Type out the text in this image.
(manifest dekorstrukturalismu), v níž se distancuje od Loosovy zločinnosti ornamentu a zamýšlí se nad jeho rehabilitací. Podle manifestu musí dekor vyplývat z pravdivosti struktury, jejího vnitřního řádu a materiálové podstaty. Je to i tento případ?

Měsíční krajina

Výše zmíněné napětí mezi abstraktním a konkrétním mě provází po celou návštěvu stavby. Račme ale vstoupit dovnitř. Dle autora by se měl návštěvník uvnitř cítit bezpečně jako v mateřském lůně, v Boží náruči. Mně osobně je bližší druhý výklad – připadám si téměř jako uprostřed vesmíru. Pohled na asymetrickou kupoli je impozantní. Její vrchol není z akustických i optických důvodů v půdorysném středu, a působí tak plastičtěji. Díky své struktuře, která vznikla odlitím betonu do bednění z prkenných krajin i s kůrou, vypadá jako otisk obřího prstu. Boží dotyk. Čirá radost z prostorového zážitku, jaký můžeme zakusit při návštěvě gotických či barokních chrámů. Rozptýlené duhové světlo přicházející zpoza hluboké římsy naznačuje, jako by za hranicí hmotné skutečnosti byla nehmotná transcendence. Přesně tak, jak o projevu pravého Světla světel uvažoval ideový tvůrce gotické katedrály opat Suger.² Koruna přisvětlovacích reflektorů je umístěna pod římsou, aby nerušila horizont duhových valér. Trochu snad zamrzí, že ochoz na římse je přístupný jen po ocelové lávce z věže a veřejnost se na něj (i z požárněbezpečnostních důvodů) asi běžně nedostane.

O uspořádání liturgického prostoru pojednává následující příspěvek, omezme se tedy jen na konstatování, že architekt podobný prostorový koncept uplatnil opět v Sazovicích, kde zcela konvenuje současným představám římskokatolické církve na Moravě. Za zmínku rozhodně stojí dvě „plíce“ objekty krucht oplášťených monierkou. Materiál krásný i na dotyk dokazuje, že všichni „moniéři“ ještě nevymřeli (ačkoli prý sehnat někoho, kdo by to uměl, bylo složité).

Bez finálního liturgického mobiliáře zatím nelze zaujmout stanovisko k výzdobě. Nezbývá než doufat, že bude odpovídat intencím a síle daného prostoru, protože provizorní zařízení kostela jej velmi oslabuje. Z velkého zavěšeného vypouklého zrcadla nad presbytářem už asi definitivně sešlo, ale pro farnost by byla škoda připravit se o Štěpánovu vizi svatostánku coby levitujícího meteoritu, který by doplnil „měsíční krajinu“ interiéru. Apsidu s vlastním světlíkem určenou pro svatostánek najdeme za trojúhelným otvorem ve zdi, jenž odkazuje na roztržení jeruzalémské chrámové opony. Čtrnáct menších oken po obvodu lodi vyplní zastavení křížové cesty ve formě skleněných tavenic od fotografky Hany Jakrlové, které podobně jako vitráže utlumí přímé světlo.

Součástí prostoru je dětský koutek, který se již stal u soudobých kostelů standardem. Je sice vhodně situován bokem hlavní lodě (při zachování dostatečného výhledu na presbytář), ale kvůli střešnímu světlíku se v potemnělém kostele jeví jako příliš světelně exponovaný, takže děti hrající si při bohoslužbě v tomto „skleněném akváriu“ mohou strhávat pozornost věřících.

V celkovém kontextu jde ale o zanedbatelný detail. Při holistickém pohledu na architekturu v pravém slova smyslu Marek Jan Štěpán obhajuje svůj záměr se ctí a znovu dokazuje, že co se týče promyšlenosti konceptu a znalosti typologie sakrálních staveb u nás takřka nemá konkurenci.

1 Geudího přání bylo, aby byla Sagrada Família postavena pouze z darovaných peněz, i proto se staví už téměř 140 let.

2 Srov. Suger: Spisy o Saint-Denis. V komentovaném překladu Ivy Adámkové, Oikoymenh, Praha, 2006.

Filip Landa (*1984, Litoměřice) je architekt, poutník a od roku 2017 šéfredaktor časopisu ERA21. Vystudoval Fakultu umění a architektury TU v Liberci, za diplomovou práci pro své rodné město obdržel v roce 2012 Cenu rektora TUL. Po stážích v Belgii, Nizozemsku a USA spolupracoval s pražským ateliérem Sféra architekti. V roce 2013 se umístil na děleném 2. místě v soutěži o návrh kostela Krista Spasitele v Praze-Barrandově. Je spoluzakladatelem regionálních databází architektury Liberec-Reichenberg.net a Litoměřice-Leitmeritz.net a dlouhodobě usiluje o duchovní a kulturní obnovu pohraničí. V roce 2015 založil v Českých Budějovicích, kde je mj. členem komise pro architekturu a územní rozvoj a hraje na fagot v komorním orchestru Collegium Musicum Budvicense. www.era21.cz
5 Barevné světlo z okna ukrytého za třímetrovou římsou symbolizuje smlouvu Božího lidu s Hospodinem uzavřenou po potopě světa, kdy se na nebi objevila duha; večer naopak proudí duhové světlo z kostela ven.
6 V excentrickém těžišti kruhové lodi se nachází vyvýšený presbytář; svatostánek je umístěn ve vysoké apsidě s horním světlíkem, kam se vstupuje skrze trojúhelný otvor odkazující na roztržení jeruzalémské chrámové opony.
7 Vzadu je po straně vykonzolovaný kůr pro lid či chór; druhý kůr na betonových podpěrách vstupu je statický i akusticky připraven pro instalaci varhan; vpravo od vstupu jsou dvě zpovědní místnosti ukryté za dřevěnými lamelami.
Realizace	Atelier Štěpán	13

** WORK TO DO **
Set down every line of the listing above again, exactly as given.

** ANSWER TO THE EXERCISE **
Type out the text in this image.
(manifest dekorstrukturalismu), v níž se distancuje od Loosovy zločinnosti ornamentu a zamýšlí se nad jeho rehabilitací. Podle manifestu musí dekor vyplývat z pravdivosti struktury, jejího vnitřního řádu a materiálové podstaty. Je to i tento případ?

Měsíční krajina

Výše zmíněné napětí mezi abstraktním a konkrétním mě provází po celou návštěvu stavby. Račme ale vstoupit dovnitř. Dle autora by se měl návštěvník uvnitř cítit bezpečně jako v mateřském lůně, v Boží náruči. Mně osobně je bližší druhý výklad – připadám si téměř jako uprostřed vesmíru. Pohled na asymetrickou kupoli je impozantní. Její vrchol není z akustických i optických důvodů v půdorysném středu, a působí tak plastičtěji. Díky své struktuře, která vznikla odlitím betonu do bednění z prkenných krajin i s kůrou, vypadá jako otisk obřího prstu. Boží dotyk. Čirá radost z prostorového zážitku, jaký můžeme zakusit při návštěvě gotických či barokních chrámů. Rozptýlené duhové světlo přicházející zpoza hluboké římsy naznačuje, jako by za hranicí hmotné skutečnosti byla nehmotná transcendence. Přesně tak, jak o projevu pravého Světla světel uvažoval ideový tvůrce gotické katedrály opat Suger.² Koruna přisvětlovacích reflektorů je umístěna pod římsou, aby nerušila horizont duhových valér. Trochu snad zamrzí, že ochoz na římse je přístupný jen po ocelové lávce z věže a veřejnost se na něj (i z požárněbezpečnostních důvodů) asi běžně nedostane.

O uspořádání liturgického prostoru pojednává následující příspěvek, omezme se tedy jen na konstatování, že architekt podobný prostorový koncept uplatnil opět v Sazovicích, kde zcela konvenuje současným představám římskokatolické církve na Moravě. Za zmínku rozhodně stojí dvě „plíce“ objekty krucht oplášťených monierkou. Materiál krásný i na dotyk dokazuje, že všichni „moniéři“ ještě nevymřeli (ačkoli prý sehnat někoho, kdo by to uměl, bylo složité).

Bez finálního liturgického mobiliáře zatím nelze zaujmout stanovisko k výzdobě. Nezbývá než doufat, že bude odpovídat intencím a síle daného prostoru, protože provizorní zařízení kostela jej velmi oslabuje. Z velkého zavěšeného vypouklého zrcadla nad presbytářem už asi definitivně sešlo, ale pro farnost by byla škoda připravit se o Štěpánovu vizi svatostánku coby levitujícího meteoritu, který by doplnil „měsíční krajinu“ interiéru. Apsidu s vlastním světlíkem určenou pro svatostánek najdeme za trojúhelným otvorem ve zdi, jenž odkazuje na roztržení jeruzalémské chrámové opony. Čtrnáct menších oken po obvodu lodi vyplní zastavení křížové cesty ve formě skleněných tavenic od fotografky Hany Jakrlové, které podobně jako vitráže utlumí přímé světlo.

Součástí prostoru je dětský koutek, který se již stal u soudobých kostelů standardem. Je sice vhodně situován bokem hlavní lodě (při zachování dostatečného výhledu na presbytář), ale kvůli střešnímu světlíku se v potemnělém kostele jeví jako příliš světelně exponovaný, takže děti hrající si při bohoslužbě v tomto „skleněném akváriu“ mohou strhávat pozornost věřících.

V celkovém kontextu jde ale o zanedbatelný detail. Při holistickém pohledu na architekturu v pravém slova smyslu Marek Jan Štěpán obhajuje svůj záměr se ctí a znovu dokazuje, že co se týče promyšlenosti konceptu a znalosti typologie sakrálních staveb u nás takřka nemá konkurenci.

1 Geudího přání bylo, aby byla Sagrada Família postavena pouze z darovaných peněz, i proto se staví už téměř 140 let.

2 Srov. Suger: Spisy o Saint-Denis. V komentovaném překladu Ivy Adámkové, Oikoymenh, Praha, 2006.

Filip Landa (*1984, Litoměřice) je architekt, poutník a od roku 2017 šéfredaktor časopisu ERA21. Vystudoval Fakultu umění a architektury TU v Liberci, za diplomovou práci pro své rodné město obdržel v roce 2012 Cenu rektora TUL. Po stážích v Belgii, Nizozemsku a USA spolupracoval s pražským ateliérem Sféra architekti. V roce 2013 se umístil na děleném 2. místě v soutěži o návrh kostela Krista Spasitele v Praze-Barrandově. Je spoluzakladatelem regionálních databází architektury Liberec-Reichenberg.net a Litoměřice-Leitmeritz.net a dlouhodobě usiluje o duchovní a kulturní obnovu pohraničí. V roce 2015 založil v Českých Budějovicích, kde je mj. členem komise pro architekturu a územní rozvoj a hraje na fagot v komorním orchestru Collegium Musicum Budvicense. www.era21.cz
5 Barevné světlo z okna ukrytého za třímetrovou římsou symbolizuje smlouvu Božího lidu s Hospodinem uzavřenou po potopě světa, kdy se na nebi objevila duha; večer naopak proudí duhové světlo z kostela ven.
6 V excentrickém těžišti kruhové lodi se nachází vyvýšený presbytář; svatostánek je umístěn ve vysoké apsidě s horním světlíkem, kam se vstupuje skrze trojúhelný otvor odkazující na roztržení jeruzalémské chrámové opony.
7 Vzadu je po straně vykonzolovaný kůr pro lid či chór; druhý kůr na betonových podpěrách vstupu je statický i akusticky připraven pro instalaci varhan; vpravo od vstupu jsou dvě zpovědní místnosti ukryté za dřevěnými lamelami.
Realizace	Atelier Štěpán	13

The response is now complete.